## Ejercicio escrito:
Determina cuántas líneas del listado de abajo contienen la cadena "ticks", teniendo en cuenta mayúsculas y minúsculas. Responde, por favor, solo con el número.

━━━━━━━━

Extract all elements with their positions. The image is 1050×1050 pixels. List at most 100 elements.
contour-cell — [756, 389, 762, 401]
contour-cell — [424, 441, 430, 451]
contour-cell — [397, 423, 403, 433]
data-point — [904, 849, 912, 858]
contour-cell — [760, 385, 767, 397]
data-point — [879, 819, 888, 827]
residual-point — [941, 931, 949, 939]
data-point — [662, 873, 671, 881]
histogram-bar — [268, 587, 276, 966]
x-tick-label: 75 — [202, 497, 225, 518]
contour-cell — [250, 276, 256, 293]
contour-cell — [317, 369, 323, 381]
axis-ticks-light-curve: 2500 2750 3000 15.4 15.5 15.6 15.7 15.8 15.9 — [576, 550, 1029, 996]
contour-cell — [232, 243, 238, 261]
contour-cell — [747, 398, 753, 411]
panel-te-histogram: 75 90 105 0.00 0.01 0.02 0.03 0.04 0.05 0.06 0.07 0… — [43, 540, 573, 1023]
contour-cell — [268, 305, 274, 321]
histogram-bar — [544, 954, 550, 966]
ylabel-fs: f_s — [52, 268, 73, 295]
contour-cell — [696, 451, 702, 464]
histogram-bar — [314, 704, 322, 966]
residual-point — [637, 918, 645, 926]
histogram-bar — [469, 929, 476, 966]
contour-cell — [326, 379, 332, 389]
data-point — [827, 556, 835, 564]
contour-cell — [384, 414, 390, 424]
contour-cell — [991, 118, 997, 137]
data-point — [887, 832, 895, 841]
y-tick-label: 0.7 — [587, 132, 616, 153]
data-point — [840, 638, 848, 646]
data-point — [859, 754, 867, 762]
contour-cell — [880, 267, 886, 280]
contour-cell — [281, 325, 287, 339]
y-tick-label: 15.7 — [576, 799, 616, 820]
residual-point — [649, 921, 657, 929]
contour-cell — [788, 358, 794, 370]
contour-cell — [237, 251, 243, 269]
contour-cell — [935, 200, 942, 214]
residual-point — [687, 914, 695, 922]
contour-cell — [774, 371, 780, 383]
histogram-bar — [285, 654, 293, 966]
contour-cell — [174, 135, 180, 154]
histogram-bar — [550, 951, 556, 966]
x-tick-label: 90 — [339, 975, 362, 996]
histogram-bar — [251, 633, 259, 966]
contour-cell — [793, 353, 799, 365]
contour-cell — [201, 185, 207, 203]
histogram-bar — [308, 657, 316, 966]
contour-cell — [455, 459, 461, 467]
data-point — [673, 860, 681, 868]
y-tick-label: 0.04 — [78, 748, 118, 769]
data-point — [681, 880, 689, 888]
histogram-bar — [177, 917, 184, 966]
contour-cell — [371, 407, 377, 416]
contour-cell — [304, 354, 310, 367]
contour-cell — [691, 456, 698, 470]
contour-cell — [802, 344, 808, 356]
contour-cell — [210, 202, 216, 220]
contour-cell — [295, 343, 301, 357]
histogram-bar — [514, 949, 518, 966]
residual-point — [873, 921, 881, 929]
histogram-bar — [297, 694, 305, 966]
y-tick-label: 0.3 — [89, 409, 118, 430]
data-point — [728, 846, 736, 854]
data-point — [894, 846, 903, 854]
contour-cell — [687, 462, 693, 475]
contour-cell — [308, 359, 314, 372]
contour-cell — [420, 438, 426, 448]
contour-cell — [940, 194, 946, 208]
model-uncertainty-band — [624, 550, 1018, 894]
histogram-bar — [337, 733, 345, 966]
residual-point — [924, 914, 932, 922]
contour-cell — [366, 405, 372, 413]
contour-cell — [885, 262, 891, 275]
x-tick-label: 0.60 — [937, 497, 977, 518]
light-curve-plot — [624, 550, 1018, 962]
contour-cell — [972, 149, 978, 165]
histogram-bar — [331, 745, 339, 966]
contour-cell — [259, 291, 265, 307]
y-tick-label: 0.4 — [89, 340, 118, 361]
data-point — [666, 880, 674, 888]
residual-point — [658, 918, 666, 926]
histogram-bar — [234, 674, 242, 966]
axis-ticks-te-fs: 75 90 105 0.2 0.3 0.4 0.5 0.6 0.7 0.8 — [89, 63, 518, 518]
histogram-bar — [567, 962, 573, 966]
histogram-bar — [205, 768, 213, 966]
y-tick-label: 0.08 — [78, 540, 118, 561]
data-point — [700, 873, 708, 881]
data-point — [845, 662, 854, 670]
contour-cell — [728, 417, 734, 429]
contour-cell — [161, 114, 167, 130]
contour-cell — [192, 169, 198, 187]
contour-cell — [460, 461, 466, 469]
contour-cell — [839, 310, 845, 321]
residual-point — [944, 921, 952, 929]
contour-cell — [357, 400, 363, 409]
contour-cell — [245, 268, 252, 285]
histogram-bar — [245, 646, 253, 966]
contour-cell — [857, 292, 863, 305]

━━━━━━━━

## Resultado:
2